▶ [THE PROBLEM]
Reproduce each of the lines word for word.

▶ [PROVIDED ENTRIES]
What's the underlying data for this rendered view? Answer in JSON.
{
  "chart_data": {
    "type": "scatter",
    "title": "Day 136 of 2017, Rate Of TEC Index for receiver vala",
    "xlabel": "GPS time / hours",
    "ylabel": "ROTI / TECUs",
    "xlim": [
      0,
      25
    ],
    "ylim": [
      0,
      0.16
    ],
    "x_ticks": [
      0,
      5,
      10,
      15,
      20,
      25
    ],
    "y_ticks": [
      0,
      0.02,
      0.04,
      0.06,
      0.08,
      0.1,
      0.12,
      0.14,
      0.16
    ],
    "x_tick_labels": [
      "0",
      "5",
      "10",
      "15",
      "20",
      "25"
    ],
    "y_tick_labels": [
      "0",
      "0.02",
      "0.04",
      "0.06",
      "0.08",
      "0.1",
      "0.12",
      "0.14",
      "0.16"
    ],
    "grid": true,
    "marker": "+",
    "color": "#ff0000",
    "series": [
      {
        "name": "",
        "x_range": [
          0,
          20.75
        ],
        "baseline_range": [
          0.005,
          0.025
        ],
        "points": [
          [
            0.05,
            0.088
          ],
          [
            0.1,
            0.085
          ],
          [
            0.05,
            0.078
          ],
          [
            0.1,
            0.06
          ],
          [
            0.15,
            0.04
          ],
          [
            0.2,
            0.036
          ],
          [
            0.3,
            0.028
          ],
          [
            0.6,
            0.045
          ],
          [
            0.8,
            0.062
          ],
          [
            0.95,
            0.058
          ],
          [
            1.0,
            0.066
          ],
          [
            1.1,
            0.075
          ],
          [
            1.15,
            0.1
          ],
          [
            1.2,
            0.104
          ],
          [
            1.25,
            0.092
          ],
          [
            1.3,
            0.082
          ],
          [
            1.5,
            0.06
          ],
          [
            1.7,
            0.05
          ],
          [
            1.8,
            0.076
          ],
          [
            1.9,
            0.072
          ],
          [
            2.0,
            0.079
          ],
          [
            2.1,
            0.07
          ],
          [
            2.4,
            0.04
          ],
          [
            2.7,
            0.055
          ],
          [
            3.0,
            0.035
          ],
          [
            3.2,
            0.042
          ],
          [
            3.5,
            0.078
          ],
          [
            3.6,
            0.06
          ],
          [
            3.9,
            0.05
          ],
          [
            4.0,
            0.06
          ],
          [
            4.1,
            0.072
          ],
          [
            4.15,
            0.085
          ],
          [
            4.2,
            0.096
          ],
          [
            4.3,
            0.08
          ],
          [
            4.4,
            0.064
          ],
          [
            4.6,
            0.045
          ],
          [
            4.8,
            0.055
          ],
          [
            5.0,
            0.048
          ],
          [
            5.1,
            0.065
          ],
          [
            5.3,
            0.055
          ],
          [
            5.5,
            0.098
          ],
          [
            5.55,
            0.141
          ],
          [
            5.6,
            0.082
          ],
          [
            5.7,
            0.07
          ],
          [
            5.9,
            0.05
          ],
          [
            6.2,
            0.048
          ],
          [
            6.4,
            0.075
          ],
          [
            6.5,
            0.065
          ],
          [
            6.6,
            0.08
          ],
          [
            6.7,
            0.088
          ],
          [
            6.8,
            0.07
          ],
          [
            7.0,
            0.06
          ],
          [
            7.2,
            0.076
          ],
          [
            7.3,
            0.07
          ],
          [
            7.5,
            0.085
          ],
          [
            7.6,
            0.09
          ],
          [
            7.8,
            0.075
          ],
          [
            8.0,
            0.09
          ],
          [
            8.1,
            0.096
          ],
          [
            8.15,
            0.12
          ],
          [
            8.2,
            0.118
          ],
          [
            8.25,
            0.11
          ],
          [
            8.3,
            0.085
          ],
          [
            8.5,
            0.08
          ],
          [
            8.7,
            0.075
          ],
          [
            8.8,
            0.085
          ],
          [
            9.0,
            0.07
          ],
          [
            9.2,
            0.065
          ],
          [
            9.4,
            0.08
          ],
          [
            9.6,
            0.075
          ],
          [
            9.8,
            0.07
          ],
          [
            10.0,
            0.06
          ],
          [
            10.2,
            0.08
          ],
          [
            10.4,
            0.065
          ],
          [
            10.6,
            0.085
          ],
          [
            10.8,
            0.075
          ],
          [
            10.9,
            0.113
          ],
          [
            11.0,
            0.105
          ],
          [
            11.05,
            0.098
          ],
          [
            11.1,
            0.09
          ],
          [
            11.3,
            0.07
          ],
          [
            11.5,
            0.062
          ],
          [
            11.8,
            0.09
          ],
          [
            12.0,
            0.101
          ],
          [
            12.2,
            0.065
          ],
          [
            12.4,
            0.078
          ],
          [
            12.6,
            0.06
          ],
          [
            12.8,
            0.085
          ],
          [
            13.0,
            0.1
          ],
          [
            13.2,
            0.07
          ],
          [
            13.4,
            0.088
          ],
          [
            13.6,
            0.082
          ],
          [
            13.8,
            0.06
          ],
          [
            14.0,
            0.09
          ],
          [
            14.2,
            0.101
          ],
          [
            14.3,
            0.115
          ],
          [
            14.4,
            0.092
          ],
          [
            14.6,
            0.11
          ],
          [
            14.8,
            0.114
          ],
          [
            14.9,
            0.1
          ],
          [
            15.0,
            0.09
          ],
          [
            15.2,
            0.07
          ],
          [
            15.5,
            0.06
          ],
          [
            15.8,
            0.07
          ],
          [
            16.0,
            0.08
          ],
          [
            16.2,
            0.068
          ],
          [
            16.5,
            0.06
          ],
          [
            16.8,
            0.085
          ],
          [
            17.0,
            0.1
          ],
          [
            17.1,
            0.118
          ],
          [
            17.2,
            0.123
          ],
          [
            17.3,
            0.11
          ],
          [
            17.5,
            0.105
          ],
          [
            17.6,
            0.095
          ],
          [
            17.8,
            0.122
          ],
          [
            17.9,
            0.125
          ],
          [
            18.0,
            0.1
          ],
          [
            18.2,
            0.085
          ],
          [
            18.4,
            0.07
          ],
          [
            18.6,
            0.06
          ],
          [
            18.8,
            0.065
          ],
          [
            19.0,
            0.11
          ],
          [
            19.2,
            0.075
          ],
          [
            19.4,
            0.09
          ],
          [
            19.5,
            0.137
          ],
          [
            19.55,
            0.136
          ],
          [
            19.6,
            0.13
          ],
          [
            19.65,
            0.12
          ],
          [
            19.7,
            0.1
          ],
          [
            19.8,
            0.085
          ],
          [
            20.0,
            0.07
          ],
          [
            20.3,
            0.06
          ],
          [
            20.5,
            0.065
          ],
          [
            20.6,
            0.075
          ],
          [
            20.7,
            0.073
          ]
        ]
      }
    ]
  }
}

▶ [RESPONSE BELOW]
What's the underlying data for this rendered view? Answer in JSON.
{
  "chart_data": {
    "type": "scatter",
    "title": "Day 136 of 2017, Rate Of TEC Index for receiver vala",
    "xlabel": "GPS time / hours",
    "ylabel": "ROTI / TECUs",
    "xlim": [
      0,
      25
    ],
    "ylim": [
      0,
      0.16
    ],
    "x_ticks": [
      0,
      5,
      10,
      15,
      20,
      25
    ],
    "y_ticks": [
      0,
      0.02,
      0.04,
      0.06,
      0.08,
      0.1,
      0.12,
      0.14,
      0.16
    ],
    "x_tick_labels": [
      "0",
      "5",
      "10",
      "15",
      "20",
      "25"
    ],
    "y_tick_labels": [
      "0",
      "0.02",
      "0.04",
      "0.06",
      "0.08",
      "0.1",
      "0.12",
      "0.14",
      "0.16"
    ],
    "grid": true,
    "marker": "+",
    "color": "#ff0000",
    "series": [
      {
        "name": "",
        "x_range": [
          0,
          20.75
        ],
        "baseline_range": [
          0.005,
          0.025
        ],
        "points": [
          [
            0.05,
            0.088
          ],
          [
            0.1,
            0.085
          ],
          [
            0.05,
            0.078
          ],
          [
            0.1,
            0.06
          ],
          [
            0.15,
            0.04
          ],
          [
            0.2,
            0.036
          ],
          [
            0.3,
            0.028
          ],
          [
            0.6,
            0.045
          ],
          [
            0.8,
            0.062
          ],
          [
            0.95,
            0.058
          ],
          [
            1.0,
            0.066
          ],
          [
            1.1,
            0.075
          ],
          [
            1.15,
            0.1
          ],
          [
            1.2,
            0.104
          ],
          [
            1.25,
            0.092
          ],
          [
            1.3,
            0.082
          ],
          [
            1.5,
            0.06
          ],
          [
            1.7,
            0.05
          ],
          [
            1.8,
            0.076
          ],
          [
            1.9,
            0.072
          ],
          [
            2.0,
            0.079
          ],
          [
            2.1,
            0.07
          ],
          [
            2.4,
            0.04
          ],
          [
            2.7,
            0.055
          ],
          [
            3.0,
            0.035
          ],
          [
            3.2,
            0.042
          ],
          [
            3.5,
            0.078
          ],
          [
            3.6,
            0.06
          ],
          [
            3.9,
            0.05
          ],
          [
            4.0,
            0.06
          ],
          [
            4.1,
            0.072
          ],
          [
            4.15,
            0.085
          ],
          [
            4.2,
            0.096
          ],
          [
            4.3,
            0.08
          ],
          [
            4.4,
            0.064
          ],
          [
            4.6,
            0.045
          ],
          [
            4.8,
            0.055
          ],
          [
            5.0,
            0.048
          ],
          [
            5.1,
            0.065
          ],
          [
            5.3,
            0.055
          ],
          [
            5.5,
            0.098
          ],
          [
            5.55,
            0.141
          ],
          [
            5.6,
            0.082
          ],
          [
            5.7,
            0.07
          ],
          [
            5.9,
            0.05
          ],
          [
            6.2,
            0.048
          ],
          [
            6.4,
            0.075
          ],
          [
            6.5,
            0.065
          ],
          [
            6.6,
            0.08
          ],
          [
            6.7,
            0.088
          ],
          [
            6.8,
            0.07
          ],
          [
            7.0,
            0.06
          ],
          [
            7.2,
            0.076
          ],
          [
            7.3,
            0.07
          ],
          [
            7.5,
            0.085
          ],
          [
            7.6,
            0.09
          ],
          [
            7.8,
            0.075
          ],
          [
            8.0,
            0.09
          ],
          [
            8.1,
            0.096
          ],
          [
            8.15,
            0.12
          ],
          [
            8.2,
            0.118
          ],
          [
            8.25,
            0.11
          ],
          [
            8.3,
            0.085
          ],
          [
            8.5,
            0.08
          ],
          [
            8.7,
            0.075
          ],
          [
            8.8,
            0.085
          ],
          [
            9.0,
            0.07
          ],
          [
            9.2,
            0.065
          ],
          [
            9.4,
            0.08
          ],
          [
            9.6,
            0.075
          ],
          [
            9.8,
            0.07
          ],
          [
            10.0,
            0.06
          ],
          [
            10.2,
            0.08
          ],
          [
            10.4,
            0.065
          ],
          [
            10.6,
            0.085
          ],
          [
            10.8,
            0.075
          ],
          [
            10.9,
            0.113
          ],
          [
            11.0,
            0.105
          ],
          [
            11.05,
            0.098
          ],
          [
            11.1,
            0.09
          ],
          [
            11.3,
            0.07
          ],
          [
            11.5,
            0.062
          ],
          [
            11.8,
            0.09
          ],
          [
            12.0,
            0.101
          ],
          [
            12.2,
            0.065
          ],
          [
            12.4,
            0.078
          ],
          [
            12.6,
            0.06
          ],
          [
            12.8,
            0.085
          ],
          [
            13.0,
            0.1
          ],
          [
            13.2,
            0.07
          ],
          [
            13.4,
            0.088
          ],
          [
            13.6,
            0.082
          ],
          [
            13.8,
            0.06
          ],
          [
            14.0,
            0.09
          ],
          [
            14.2,
            0.101
          ],
          [
            14.3,
            0.115
          ],
          [
            14.4,
            0.092
          ],
          [
            14.6,
            0.11
          ],
          [
            14.8,
            0.114
          ],
          [
            14.9,
            0.1
          ],
          [
            15.0,
            0.09
          ],
          [
            15.2,
            0.07
          ],
          [
            15.5,
            0.06
          ],
          [
            15.8,
            0.07
          ],
          [
            16.0,
            0.08
          ],
          [
            16.2,
            0.068
          ],
          [
            16.5,
            0.06
          ],
          [
            16.8,
            0.085
          ],
          [
            17.0,
            0.1
          ],
          [
            17.1,
            0.118
          ],
          [
            17.2,
            0.123
          ],
          [
            17.3,
            0.11
          ],
          [
            17.5,
            0.105
          ],
          [
            17.6,
            0.095
          ],
          [
            17.8,
            0.122
          ],
          [
            17.9,
            0.125
          ],
          [
            18.0,
            0.1
          ],
          [
            18.2,
            0.085
          ],
          [
            18.4,
            0.07
          ],
          [
            18.6,
            0.06
          ],
          [
            18.8,
            0.065
          ],
          [
            19.0,
            0.11
          ],
          [
            19.2,
            0.075
          ],
          [
            19.4,
            0.09
          ],
          [
            19.5,
            0.137
          ],
          [
            19.55,
            0.136
          ],
          [
            19.6,
            0.13
          ],
          [
            19.65,
            0.12
          ],
          [
            19.7,
            0.1
          ],
          [
            19.8,
            0.085
          ],
          [
            20.0,
            0.07
          ],
          [
            20.3,
            0.06
          ],
          [
            20.5,
            0.065
          ],
          [
            20.6,
            0.075
          ],
          [
            20.7,
            0.073
          ]
        ]
      }
    ]
  }
}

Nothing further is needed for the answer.